Supplied data:
══════

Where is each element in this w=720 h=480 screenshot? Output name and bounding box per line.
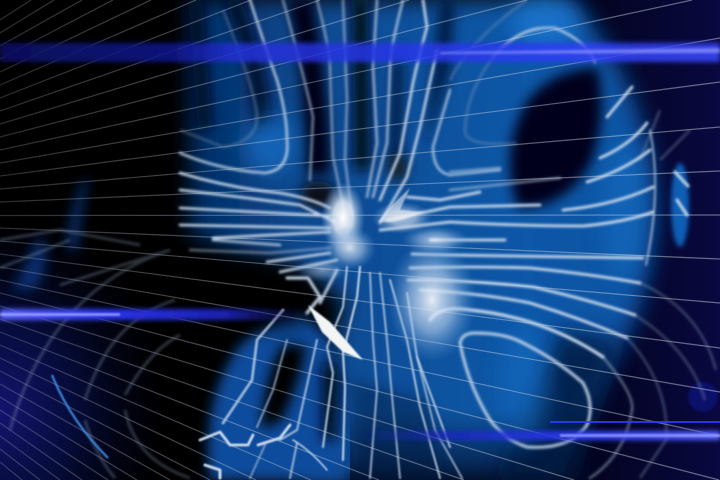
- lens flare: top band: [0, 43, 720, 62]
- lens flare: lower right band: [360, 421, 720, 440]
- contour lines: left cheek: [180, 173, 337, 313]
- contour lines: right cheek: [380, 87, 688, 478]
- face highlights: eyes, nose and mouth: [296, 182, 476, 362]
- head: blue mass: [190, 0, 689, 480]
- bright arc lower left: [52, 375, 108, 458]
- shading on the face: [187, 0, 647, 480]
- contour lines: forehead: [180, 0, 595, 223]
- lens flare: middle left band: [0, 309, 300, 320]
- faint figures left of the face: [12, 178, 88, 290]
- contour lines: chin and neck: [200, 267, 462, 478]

══════

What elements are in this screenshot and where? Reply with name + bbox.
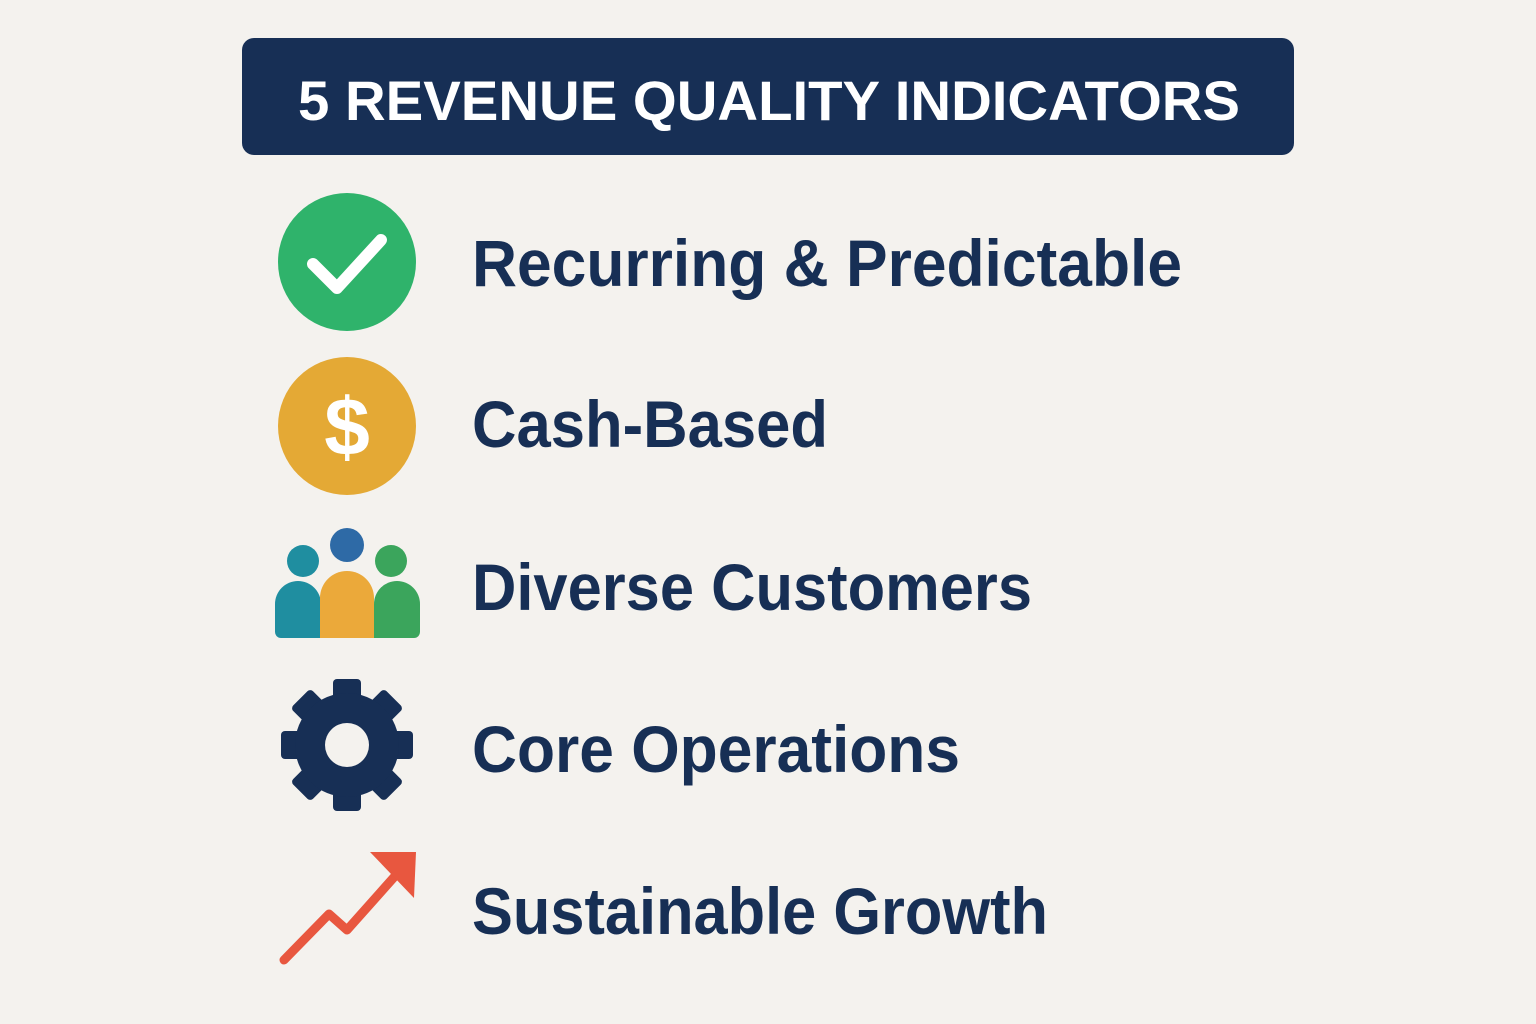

══════

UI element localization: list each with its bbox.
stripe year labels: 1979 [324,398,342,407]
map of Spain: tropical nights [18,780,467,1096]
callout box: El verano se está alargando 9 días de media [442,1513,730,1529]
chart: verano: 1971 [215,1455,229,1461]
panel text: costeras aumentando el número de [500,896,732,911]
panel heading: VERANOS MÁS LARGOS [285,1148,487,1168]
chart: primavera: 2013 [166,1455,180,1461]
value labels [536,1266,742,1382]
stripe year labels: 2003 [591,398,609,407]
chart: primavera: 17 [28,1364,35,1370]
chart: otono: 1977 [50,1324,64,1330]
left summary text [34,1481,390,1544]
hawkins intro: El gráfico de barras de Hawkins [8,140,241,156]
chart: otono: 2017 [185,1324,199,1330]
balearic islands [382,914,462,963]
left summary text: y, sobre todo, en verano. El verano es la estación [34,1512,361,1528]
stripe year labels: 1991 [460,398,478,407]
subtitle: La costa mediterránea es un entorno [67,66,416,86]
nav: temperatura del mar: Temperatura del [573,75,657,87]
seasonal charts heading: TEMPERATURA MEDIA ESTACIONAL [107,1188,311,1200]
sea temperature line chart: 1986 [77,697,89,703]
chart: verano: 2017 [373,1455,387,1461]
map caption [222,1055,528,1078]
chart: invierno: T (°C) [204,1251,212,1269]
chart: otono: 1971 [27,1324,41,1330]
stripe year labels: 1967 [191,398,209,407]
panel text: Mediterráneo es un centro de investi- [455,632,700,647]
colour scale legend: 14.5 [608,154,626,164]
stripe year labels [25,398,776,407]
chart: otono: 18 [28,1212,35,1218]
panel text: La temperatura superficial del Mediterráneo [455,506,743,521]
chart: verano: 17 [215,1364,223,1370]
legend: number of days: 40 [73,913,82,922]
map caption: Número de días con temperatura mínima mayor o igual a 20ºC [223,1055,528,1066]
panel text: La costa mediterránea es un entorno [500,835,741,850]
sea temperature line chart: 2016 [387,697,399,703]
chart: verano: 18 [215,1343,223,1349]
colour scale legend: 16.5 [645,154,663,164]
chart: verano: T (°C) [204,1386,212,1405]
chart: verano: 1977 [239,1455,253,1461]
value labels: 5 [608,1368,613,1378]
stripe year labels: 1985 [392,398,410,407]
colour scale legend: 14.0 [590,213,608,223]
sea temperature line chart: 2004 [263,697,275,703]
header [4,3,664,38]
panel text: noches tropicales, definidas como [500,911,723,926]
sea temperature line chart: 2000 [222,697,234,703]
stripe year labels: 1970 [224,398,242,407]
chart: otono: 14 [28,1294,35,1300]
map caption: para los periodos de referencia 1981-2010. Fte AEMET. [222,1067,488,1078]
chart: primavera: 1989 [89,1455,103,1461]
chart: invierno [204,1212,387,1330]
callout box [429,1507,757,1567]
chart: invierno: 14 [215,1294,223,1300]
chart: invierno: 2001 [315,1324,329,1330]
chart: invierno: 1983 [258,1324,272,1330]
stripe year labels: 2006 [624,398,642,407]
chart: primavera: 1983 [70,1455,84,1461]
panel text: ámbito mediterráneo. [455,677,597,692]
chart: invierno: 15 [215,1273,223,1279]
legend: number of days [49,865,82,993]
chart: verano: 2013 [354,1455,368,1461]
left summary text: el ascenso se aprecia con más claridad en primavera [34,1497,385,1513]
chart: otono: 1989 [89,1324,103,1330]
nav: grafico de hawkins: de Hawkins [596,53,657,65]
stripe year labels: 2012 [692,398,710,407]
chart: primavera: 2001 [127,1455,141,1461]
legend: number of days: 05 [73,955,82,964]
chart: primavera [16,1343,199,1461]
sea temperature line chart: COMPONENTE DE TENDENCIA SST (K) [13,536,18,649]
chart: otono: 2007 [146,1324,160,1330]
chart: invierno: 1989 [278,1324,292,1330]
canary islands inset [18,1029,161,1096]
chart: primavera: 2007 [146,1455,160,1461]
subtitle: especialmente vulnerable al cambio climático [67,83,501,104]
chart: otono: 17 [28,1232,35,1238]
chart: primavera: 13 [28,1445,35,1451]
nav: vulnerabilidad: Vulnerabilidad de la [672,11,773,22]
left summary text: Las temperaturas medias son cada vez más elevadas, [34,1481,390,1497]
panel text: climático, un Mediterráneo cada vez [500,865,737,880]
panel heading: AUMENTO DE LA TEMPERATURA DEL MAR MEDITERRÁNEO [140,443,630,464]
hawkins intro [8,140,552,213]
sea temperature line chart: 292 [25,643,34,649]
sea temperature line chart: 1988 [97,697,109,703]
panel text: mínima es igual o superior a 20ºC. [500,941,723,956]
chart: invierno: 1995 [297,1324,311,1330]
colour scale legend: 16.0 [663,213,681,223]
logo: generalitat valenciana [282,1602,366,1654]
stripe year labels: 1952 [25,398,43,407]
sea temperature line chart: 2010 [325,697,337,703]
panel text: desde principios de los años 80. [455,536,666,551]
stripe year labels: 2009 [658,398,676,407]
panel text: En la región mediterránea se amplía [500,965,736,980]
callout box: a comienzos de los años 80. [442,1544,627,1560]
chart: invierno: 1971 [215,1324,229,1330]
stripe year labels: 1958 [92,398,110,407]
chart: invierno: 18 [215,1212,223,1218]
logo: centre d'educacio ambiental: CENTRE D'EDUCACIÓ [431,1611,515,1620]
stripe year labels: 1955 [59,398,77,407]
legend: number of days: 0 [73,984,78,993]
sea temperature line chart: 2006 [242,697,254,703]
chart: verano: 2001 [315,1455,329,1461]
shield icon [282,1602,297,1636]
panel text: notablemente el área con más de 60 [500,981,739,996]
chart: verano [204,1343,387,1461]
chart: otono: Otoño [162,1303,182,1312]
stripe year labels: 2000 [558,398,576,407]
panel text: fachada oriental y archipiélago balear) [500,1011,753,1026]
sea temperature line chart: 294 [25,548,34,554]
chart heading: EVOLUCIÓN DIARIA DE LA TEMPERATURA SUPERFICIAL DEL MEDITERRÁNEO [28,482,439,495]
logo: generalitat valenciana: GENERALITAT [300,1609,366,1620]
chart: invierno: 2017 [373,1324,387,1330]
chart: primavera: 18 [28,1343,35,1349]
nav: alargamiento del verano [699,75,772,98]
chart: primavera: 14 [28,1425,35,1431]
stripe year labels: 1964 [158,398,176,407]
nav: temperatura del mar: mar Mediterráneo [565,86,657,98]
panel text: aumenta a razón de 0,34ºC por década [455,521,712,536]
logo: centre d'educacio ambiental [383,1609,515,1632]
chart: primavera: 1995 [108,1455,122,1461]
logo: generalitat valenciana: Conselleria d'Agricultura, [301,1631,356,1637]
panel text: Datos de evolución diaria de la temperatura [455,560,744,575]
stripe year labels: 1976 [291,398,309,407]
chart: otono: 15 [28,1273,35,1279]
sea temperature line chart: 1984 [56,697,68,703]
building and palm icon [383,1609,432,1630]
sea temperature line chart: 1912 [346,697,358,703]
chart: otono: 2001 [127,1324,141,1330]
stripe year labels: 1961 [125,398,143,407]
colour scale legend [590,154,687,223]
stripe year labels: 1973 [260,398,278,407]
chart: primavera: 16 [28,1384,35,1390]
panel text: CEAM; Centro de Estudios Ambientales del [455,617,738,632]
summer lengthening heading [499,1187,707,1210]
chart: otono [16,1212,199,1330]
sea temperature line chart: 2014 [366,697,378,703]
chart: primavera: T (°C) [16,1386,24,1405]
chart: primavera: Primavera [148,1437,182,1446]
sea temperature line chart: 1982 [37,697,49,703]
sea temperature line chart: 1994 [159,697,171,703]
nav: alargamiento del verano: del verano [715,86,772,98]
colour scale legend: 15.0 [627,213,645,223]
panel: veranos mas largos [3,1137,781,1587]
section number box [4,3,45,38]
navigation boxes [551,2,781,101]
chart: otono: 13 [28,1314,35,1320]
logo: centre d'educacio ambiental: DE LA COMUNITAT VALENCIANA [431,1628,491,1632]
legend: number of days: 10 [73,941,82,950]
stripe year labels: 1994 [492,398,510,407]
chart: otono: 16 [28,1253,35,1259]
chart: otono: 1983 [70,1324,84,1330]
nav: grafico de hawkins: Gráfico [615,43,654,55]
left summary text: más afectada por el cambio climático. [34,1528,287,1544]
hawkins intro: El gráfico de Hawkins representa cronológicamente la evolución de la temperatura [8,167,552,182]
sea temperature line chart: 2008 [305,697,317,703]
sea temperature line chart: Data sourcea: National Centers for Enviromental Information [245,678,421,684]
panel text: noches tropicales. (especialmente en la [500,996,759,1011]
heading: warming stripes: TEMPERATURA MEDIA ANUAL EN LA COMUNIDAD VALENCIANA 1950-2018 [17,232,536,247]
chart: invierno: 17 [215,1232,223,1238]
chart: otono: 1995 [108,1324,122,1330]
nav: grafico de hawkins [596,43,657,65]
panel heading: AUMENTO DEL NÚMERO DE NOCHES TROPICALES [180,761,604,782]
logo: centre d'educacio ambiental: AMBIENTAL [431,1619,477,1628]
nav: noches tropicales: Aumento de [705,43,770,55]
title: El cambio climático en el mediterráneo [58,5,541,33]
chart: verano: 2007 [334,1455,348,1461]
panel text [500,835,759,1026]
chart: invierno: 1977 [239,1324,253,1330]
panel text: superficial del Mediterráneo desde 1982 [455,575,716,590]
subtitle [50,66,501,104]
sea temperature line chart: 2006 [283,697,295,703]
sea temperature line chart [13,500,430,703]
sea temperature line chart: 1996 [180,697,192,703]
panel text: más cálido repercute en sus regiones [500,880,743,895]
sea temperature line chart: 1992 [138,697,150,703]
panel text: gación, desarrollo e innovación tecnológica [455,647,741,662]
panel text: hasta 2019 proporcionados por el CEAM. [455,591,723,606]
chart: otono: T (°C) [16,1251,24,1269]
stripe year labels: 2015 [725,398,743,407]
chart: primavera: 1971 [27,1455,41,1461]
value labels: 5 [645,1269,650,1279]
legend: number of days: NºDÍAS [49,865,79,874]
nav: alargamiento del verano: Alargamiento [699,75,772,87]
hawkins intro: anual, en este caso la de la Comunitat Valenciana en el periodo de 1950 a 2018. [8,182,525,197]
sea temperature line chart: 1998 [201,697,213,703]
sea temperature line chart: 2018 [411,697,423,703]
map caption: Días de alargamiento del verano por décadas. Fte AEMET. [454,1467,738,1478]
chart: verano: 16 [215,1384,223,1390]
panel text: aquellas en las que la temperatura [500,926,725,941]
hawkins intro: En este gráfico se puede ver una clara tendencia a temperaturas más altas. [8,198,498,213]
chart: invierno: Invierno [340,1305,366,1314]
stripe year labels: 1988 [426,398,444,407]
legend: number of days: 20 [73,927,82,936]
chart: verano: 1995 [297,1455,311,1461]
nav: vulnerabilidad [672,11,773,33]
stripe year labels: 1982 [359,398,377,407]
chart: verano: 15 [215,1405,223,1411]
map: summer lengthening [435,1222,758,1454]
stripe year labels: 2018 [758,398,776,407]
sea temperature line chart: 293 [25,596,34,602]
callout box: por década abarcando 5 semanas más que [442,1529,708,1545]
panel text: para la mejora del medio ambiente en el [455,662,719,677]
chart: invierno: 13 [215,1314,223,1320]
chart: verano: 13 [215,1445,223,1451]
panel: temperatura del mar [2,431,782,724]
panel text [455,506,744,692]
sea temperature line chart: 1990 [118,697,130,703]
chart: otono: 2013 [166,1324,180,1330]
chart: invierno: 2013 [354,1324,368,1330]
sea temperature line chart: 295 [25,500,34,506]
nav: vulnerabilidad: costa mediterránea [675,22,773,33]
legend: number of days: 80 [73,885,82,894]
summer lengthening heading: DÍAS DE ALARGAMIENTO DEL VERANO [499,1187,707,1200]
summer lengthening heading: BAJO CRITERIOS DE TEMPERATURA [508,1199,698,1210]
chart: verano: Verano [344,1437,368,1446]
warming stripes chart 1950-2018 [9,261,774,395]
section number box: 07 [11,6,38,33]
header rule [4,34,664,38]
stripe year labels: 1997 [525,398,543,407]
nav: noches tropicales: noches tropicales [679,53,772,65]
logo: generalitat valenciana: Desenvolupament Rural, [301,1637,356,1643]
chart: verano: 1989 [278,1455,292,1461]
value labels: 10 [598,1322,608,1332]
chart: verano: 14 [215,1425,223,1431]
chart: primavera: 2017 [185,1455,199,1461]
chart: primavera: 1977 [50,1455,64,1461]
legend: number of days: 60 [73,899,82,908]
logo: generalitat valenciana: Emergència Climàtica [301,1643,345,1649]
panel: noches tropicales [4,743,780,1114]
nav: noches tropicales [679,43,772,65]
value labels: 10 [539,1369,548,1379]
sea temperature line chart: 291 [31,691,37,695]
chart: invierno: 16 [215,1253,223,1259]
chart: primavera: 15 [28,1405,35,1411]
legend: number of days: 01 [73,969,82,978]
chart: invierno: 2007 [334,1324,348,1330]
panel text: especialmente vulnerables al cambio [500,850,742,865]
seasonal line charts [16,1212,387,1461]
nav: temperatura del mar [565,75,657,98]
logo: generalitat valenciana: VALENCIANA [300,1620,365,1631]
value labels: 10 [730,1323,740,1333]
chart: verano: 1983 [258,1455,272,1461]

══════

Problem details: Reproduce the lines above verbatim, starting at the line that contains "Where is each" and stopping after the line that contains "- contour lines: chin". Leave the pictures out of your answer.

Written response:
Where is each element in this w=720 h=480 screenshot? Output name and bounding box per line.
- lens flare: top band: [0, 43, 720, 62]
- lens flare: lower right band: [360, 421, 720, 440]
- contour lines: left cheek: [180, 173, 337, 313]
- contour lines: right cheek: [380, 87, 688, 478]
- face highlights: eyes, nose and mouth: [296, 182, 476, 362]
- head: blue mass: [190, 0, 689, 480]
- bright arc lower left: [52, 375, 108, 458]
- shading on the face: [187, 0, 647, 480]
- contour lines: forehead: [180, 0, 595, 223]
- lens flare: middle left band: [0, 309, 300, 320]
- faint figures left of the face: [12, 178, 88, 290]
- contour lines: chin and neck: [200, 267, 462, 478]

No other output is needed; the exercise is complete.